>> BEGIN Data to process
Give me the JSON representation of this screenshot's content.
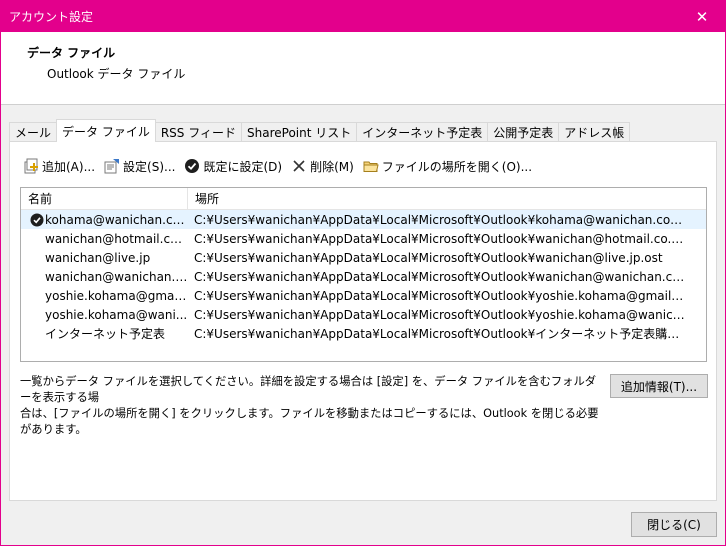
{
  "window": {
    "title": "アカウント設定",
    "close_glyph": "✕"
  },
  "header": {
    "title": "データ ファイル",
    "subtitle": "Outlook データ ファイル"
  },
  "tabs": [
    {
      "label": "メール",
      "active": false
    },
    {
      "label": "データ ファイル",
      "active": true
    },
    {
      "label": "RSS フィード",
      "active": false
    },
    {
      "label": "SharePoint リスト",
      "active": false
    },
    {
      "label": "インターネット予定表",
      "active": false
    },
    {
      "label": "公開予定表",
      "active": false
    },
    {
      "label": "アドレス帳",
      "active": false
    }
  ],
  "toolbar": {
    "add": {
      "label": "追加(A)...",
      "icon": "add-file-icon"
    },
    "settings": {
      "label": "設定(S)...",
      "icon": "settings-file-icon"
    },
    "default": {
      "label": "既定に設定(D)",
      "icon": "check-circle-icon"
    },
    "delete": {
      "label": "削除(M)",
      "icon": "delete-x-icon"
    },
    "open_location": {
      "label": "ファイルの場所を開く(O)...",
      "icon": "folder-icon"
    }
  },
  "list": {
    "columns": {
      "name": "名前",
      "location": "場所"
    },
    "rows": [
      {
        "name": "kohama@wanichan.com",
        "location": "C:¥Users¥wanichan¥AppData¥Local¥Microsoft¥Outlook¥kohama@wanichan.com....",
        "default": true
      },
      {
        "name": "wanichan@hotmail.co.jp",
        "location": "C:¥Users¥wanichan¥AppData¥Local¥Microsoft¥Outlook¥wanichan@hotmail.co.jp....",
        "default": false
      },
      {
        "name": "wanichan@live.jp",
        "location": "C:¥Users¥wanichan¥AppData¥Local¥Microsoft¥Outlook¥wanichan@live.jp.ost",
        "default": false
      },
      {
        "name": "wanichan@wanichan.c...",
        "location": "C:¥Users¥wanichan¥AppData¥Local¥Microsoft¥Outlook¥wanichan@wanichan.com....",
        "default": false
      },
      {
        "name": "yoshie.kohama@gmai...",
        "location": "C:¥Users¥wanichan¥AppData¥Local¥Microsoft¥Outlook¥yoshie.kohama@gmail.co....",
        "default": false
      },
      {
        "name": "yoshie.kohama@wani...",
        "location": "C:¥Users¥wanichan¥AppData¥Local¥Microsoft¥Outlook¥yoshie.kohama@wanicha....",
        "default": false
      },
      {
        "name": "インターネット予定表",
        "location": "C:¥Users¥wanichan¥AppData¥Local¥Microsoft¥Outlook¥インターネット予定表購読.pst",
        "default": false
      }
    ]
  },
  "description": {
    "line1": "一覧からデータ ファイルを選択してください。詳細を設定する場合は [設定] を、データ ファイルを含むフォルダーを表示する場",
    "line2": "合は、[ファイルの場所を開く] をクリックします。ファイルを移動またはコピーするには、Outlook を閉じる必要があります。"
  },
  "buttons": {
    "more_info": "追加情報(T)...",
    "close": "閉じる(C)"
  },
  "colors": {
    "titlebar": "#e3008c",
    "selection": "#e5f3ff"
  }
}
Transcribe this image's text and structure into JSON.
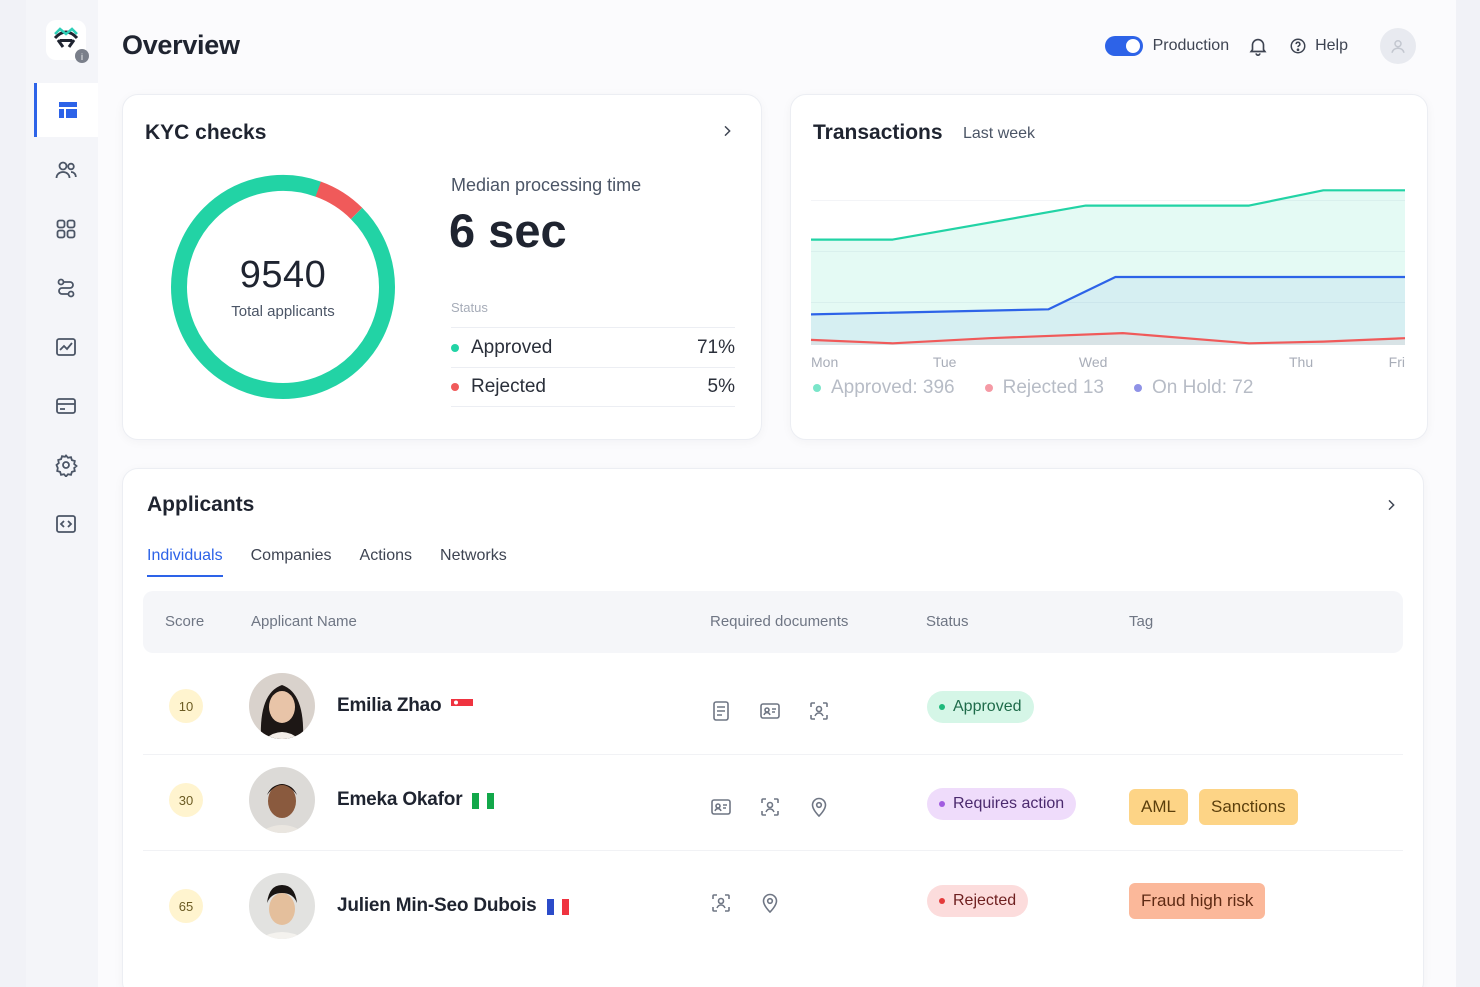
{
  "page": {
    "title": "Overview"
  },
  "topbar": {
    "environment_label": "Production",
    "help_label": "Help"
  },
  "sidebar": {
    "items": [
      {
        "icon": "dashboard-icon",
        "active": true
      },
      {
        "icon": "users-icon",
        "active": false
      },
      {
        "icon": "apps-grid-icon",
        "active": false
      },
      {
        "icon": "workflow-icon",
        "active": false
      },
      {
        "icon": "analytics-icon",
        "active": false
      },
      {
        "icon": "billing-card-icon",
        "active": false
      },
      {
        "icon": "settings-gear-icon",
        "active": false
      },
      {
        "icon": "developer-code-icon",
        "active": false
      }
    ]
  },
  "kyc": {
    "title": "KYC checks",
    "total": "9540",
    "total_label": "Total applicants",
    "median_label": "Median processing time",
    "median_value": "6 sec",
    "status_label": "Status",
    "statuses": [
      {
        "label": "Approved",
        "pct": "71%",
        "color": "#22d3a5"
      },
      {
        "label": "Rejected",
        "pct": "5%",
        "color": "#f05a5a"
      }
    ],
    "donut": {
      "approved_fraction": 0.93,
      "rejected_fraction": 0.07
    }
  },
  "transactions": {
    "title": "Transactions",
    "period": "Last week",
    "legend": [
      {
        "text": "Approved: 396",
        "color": "#22d3a5"
      },
      {
        "text": "Rejected  13",
        "color": "#f59aa5"
      },
      {
        "text": "On Hold: 72",
        "color": "#8f92e6"
      }
    ]
  },
  "chart_data": {
    "type": "area",
    "categories": [
      "Mon",
      "Tue",
      "Wed",
      "Thu",
      "Fri"
    ],
    "x_positions": [
      0,
      0.9,
      1.9,
      3.3,
      4.0
    ],
    "series": [
      {
        "name": "Approved",
        "color": "#22d3a5",
        "x": [
          0,
          0.55,
          1.85,
          2.95,
          3.45,
          4.0
        ],
        "values": [
          62,
          62,
          82,
          82,
          91,
          91
        ]
      },
      {
        "name": "On Hold",
        "color": "#2d63e8",
        "x": [
          0,
          1.6,
          2.05,
          2.95,
          4.0
        ],
        "values": [
          18,
          21,
          40,
          40,
          40
        ]
      },
      {
        "name": "Rejected",
        "color": "#f05a5a",
        "x": [
          0,
          0.55,
          1.2,
          2.1,
          2.95,
          3.45,
          4.0
        ],
        "values": [
          3,
          1,
          4,
          7,
          1,
          2,
          4
        ]
      }
    ],
    "ylim": [
      0,
      100
    ],
    "grid": false
  },
  "applicants": {
    "title": "Applicants",
    "tabs": [
      {
        "label": "Individuals",
        "active": true
      },
      {
        "label": "Companies",
        "active": false
      },
      {
        "label": "Actions",
        "active": false
      },
      {
        "label": "Networks",
        "active": false
      }
    ],
    "columns": [
      "Score",
      "Applicant Name",
      "Required documents",
      "Status",
      "Tag"
    ],
    "rows": [
      {
        "score": "10",
        "name": "Emilia Zhao",
        "flag": "singapore-flag",
        "documents": [
          "document-icon",
          "id-card-icon",
          "face-scan-icon"
        ],
        "status": "Approved",
        "status_style": "approved",
        "tags": []
      },
      {
        "score": "30",
        "name": "Emeka Okafor",
        "flag": "nigeria-flag",
        "documents": [
          "id-card-icon",
          "face-scan-icon",
          "location-pin-icon"
        ],
        "status": "Requires action",
        "status_style": "action",
        "tags": [
          "AML",
          "Sanctions"
        ]
      },
      {
        "score": "65",
        "name": "Julien Min-Seo Dubois",
        "flag": "france-flag",
        "documents": [
          "face-scan-icon",
          "location-pin-icon"
        ],
        "status": "Rejected",
        "status_style": "rejected",
        "tags": [
          "Fraud high risk"
        ]
      }
    ]
  }
}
>> END Data to process
Your copy of the data should match it exactly, except that pictures are left out.

Give me the JSON representation of this screenshot's content.
{
  "window": {
    "title": "アカウント設定",
    "close_glyph": "✕"
  },
  "header": {
    "title": "データ ファイル",
    "subtitle": "Outlook データ ファイル"
  },
  "tabs": [
    {
      "label": "メール",
      "active": false
    },
    {
      "label": "データ ファイル",
      "active": true
    },
    {
      "label": "RSS フィード",
      "active": false
    },
    {
      "label": "SharePoint リスト",
      "active": false
    },
    {
      "label": "インターネット予定表",
      "active": false
    },
    {
      "label": "公開予定表",
      "active": false
    },
    {
      "label": "アドレス帳",
      "active": false
    }
  ],
  "toolbar": {
    "add": {
      "label": "追加(A)...",
      "icon": "add-file-icon"
    },
    "settings": {
      "label": "設定(S)...",
      "icon": "settings-file-icon"
    },
    "default": {
      "label": "既定に設定(D)",
      "icon": "check-circle-icon"
    },
    "delete": {
      "label": "削除(M)",
      "icon": "delete-x-icon"
    },
    "open_location": {
      "label": "ファイルの場所を開く(O)...",
      "icon": "folder-icon"
    }
  },
  "list": {
    "columns": {
      "name": "名前",
      "location": "場所"
    },
    "rows": [
      {
        "name": "kohama@wanichan.com",
        "location": "C:¥Users¥wanichan¥AppData¥Local¥Microsoft¥Outlook¥kohama@wanichan.com....",
        "default": true
      },
      {
        "name": "wanichan@hotmail.co.jp",
        "location": "C:¥Users¥wanichan¥AppData¥Local¥Microsoft¥Outlook¥wanichan@hotmail.co.jp....",
        "default": false
      },
      {
        "name": "wanichan@live.jp",
        "location": "C:¥Users¥wanichan¥AppData¥Local¥Microsoft¥Outlook¥wanichan@live.jp.ost",
        "default": false
      },
      {
        "name": "wanichan@wanichan.c...",
        "location": "C:¥Users¥wanichan¥AppData¥Local¥Microsoft¥Outlook¥wanichan@wanichan.com....",
        "default": false
      },
      {
        "name": "yoshie.kohama@gmai...",
        "location": "C:¥Users¥wanichan¥AppData¥Local¥Microsoft¥Outlook¥yoshie.kohama@gmail.co....",
        "default": false
      },
      {
        "name": "yoshie.kohama@wani...",
        "location": "C:¥Users¥wanichan¥AppData¥Local¥Microsoft¥Outlook¥yoshie.kohama@wanicha....",
        "default": false
      },
      {
        "name": "インターネット予定表",
        "location": "C:¥Users¥wanichan¥AppData¥Local¥Microsoft¥Outlook¥インターネット予定表購読.pst",
        "default": false
      }
    ]
  },
  "description": {
    "line1": "一覧からデータ ファイルを選択してください。詳細を設定する場合は [設定] を、データ ファイルを含むフォルダーを表示する場",
    "line2": "合は、[ファイルの場所を開く] をクリックします。ファイルを移動またはコピーするには、Outlook を閉じる必要があります。"
  },
  "buttons": {
    "more_info": "追加情報(T)...",
    "close": "閉じる(C)"
  },
  "colors": {
    "titlebar": "#e3008c",
    "selection": "#e5f3ff"
  }
}
Transcribe this image's text and structure into JSON.
{
  "page": {
    "title": "Overview"
  },
  "topbar": {
    "environment_label": "Production",
    "help_label": "Help"
  },
  "sidebar": {
    "items": [
      {
        "icon": "dashboard-icon",
        "active": true
      },
      {
        "icon": "users-icon",
        "active": false
      },
      {
        "icon": "apps-grid-icon",
        "active": false
      },
      {
        "icon": "workflow-icon",
        "active": false
      },
      {
        "icon": "analytics-icon",
        "active": false
      },
      {
        "icon": "billing-card-icon",
        "active": false
      },
      {
        "icon": "settings-gear-icon",
        "active": false
      },
      {
        "icon": "developer-code-icon",
        "active": false
      }
    ]
  },
  "kyc": {
    "title": "KYC checks",
    "total": "9540",
    "total_label": "Total applicants",
    "median_label": "Median processing time",
    "median_value": "6 sec",
    "status_label": "Status",
    "statuses": [
      {
        "label": "Approved",
        "pct": "71%",
        "color": "#22d3a5"
      },
      {
        "label": "Rejected",
        "pct": "5%",
        "color": "#f05a5a"
      }
    ],
    "donut": {
      "approved_fraction": 0.93,
      "rejected_fraction": 0.07
    }
  },
  "transactions": {
    "title": "Transactions",
    "period": "Last week",
    "legend": [
      {
        "text": "Approved: 396",
        "color": "#22d3a5"
      },
      {
        "text": "Rejected  13",
        "color": "#f59aa5"
      },
      {
        "text": "On Hold: 72",
        "color": "#8f92e6"
      }
    ]
  },
  "chart_data": {
    "type": "area",
    "categories": [
      "Mon",
      "Tue",
      "Wed",
      "Thu",
      "Fri"
    ],
    "x_positions": [
      0,
      0.9,
      1.9,
      3.3,
      4.0
    ],
    "series": [
      {
        "name": "Approved",
        "color": "#22d3a5",
        "x": [
          0,
          0.55,
          1.85,
          2.95,
          3.45,
          4.0
        ],
        "values": [
          62,
          62,
          82,
          82,
          91,
          91
        ]
      },
      {
        "name": "On Hold",
        "color": "#2d63e8",
        "x": [
          0,
          1.6,
          2.05,
          2.95,
          4.0
        ],
        "values": [
          18,
          21,
          40,
          40,
          40
        ]
      },
      {
        "name": "Rejected",
        "color": "#f05a5a",
        "x": [
          0,
          0.55,
          1.2,
          2.1,
          2.95,
          3.45,
          4.0
        ],
        "values": [
          3,
          1,
          4,
          7,
          1,
          2,
          4
        ]
      }
    ],
    "ylim": [
      0,
      100
    ],
    "grid": false
  },
  "applicants": {
    "title": "Applicants",
    "tabs": [
      {
        "label": "Individuals",
        "active": true
      },
      {
        "label": "Companies",
        "active": false
      },
      {
        "label": "Actions",
        "active": false
      },
      {
        "label": "Networks",
        "active": false
      }
    ],
    "columns": [
      "Score",
      "Applicant Name",
      "Required documents",
      "Status",
      "Tag"
    ],
    "rows": [
      {
        "score": "10",
        "name": "Emilia Zhao",
        "flag": "singapore-flag",
        "documents": [
          "document-icon",
          "id-card-icon",
          "face-scan-icon"
        ],
        "status": "Approved",
        "status_style": "approved",
        "tags": []
      },
      {
        "score": "30",
        "name": "Emeka Okafor",
        "flag": "nigeria-flag",
        "documents": [
          "id-card-icon",
          "face-scan-icon",
          "location-pin-icon"
        ],
        "status": "Requires action",
        "status_style": "action",
        "tags": [
          "AML",
          "Sanctions"
        ]
      },
      {
        "score": "65",
        "name": "Julien Min-Seo Dubois",
        "flag": "france-flag",
        "documents": [
          "face-scan-icon",
          "location-pin-icon"
        ],
        "status": "Rejected",
        "status_style": "rejected",
        "tags": [
          "Fraud high risk"
        ]
      }
    ]
  }
}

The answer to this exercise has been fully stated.